* _Exercise prompt_: Consider the records below. How many of their lines include the word "المعماري"? State the number and nothing else.

* _Input rows_:
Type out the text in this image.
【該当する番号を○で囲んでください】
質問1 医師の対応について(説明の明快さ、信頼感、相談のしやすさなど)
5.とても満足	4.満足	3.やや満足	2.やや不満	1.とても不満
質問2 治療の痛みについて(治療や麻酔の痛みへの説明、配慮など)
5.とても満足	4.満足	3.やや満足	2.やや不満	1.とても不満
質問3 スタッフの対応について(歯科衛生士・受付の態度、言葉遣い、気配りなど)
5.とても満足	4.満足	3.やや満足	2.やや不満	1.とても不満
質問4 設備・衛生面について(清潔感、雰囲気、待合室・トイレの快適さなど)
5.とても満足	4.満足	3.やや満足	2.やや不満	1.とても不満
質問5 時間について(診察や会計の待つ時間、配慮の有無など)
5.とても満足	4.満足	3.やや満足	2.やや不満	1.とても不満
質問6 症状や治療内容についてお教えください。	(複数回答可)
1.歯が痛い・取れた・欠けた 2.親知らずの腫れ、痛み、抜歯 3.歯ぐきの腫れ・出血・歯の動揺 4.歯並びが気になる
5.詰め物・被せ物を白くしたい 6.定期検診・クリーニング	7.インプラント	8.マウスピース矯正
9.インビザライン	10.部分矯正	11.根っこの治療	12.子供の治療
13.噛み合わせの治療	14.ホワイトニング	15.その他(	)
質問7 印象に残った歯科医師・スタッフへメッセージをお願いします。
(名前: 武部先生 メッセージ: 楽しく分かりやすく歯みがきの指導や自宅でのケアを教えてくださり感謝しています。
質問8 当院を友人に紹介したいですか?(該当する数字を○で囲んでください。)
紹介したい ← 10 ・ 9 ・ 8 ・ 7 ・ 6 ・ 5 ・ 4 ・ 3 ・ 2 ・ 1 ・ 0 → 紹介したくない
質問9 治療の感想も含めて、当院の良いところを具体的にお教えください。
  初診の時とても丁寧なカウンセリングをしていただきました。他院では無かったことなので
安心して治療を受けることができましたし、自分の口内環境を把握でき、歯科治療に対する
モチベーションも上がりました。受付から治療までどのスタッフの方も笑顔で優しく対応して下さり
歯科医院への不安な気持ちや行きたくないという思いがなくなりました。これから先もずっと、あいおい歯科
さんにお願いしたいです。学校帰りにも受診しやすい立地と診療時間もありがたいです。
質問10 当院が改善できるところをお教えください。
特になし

==

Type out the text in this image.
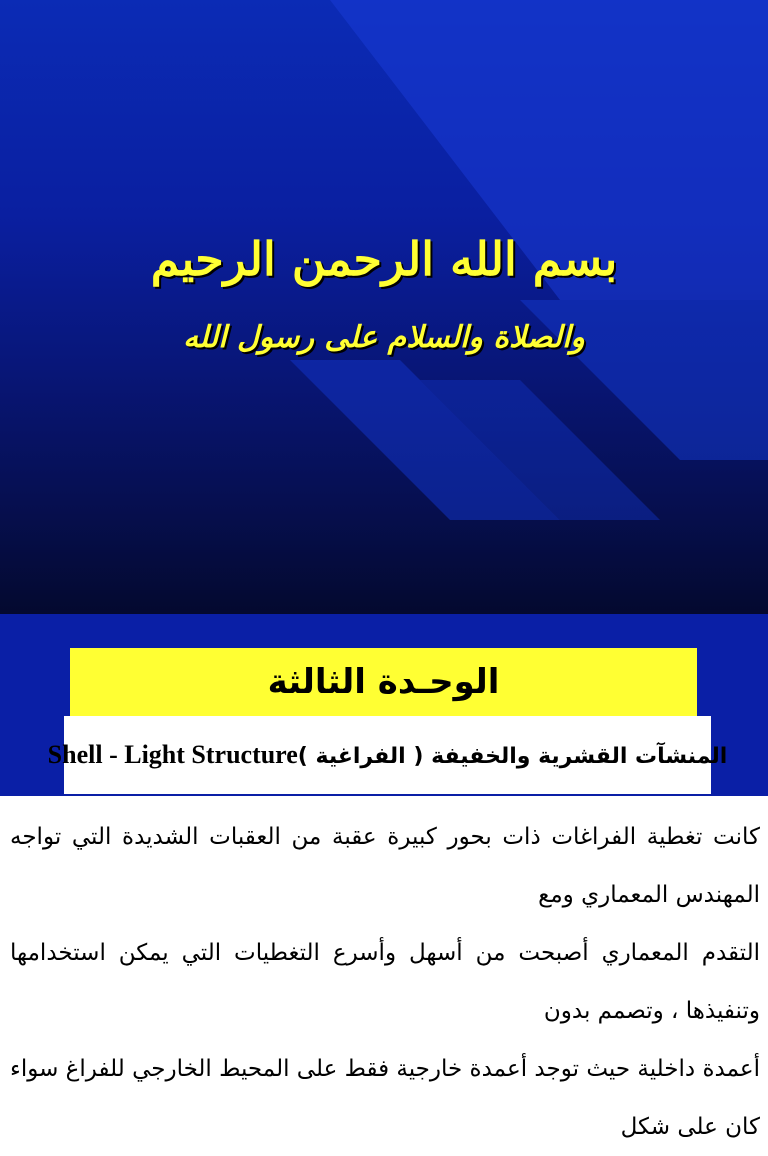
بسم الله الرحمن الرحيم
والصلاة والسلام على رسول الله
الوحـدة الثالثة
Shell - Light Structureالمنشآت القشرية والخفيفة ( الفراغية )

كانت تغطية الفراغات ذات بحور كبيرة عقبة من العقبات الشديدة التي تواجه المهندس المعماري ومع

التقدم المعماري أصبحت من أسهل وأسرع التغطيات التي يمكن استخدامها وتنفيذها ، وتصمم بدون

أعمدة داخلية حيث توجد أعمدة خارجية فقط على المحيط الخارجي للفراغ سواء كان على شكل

* _Output_: 2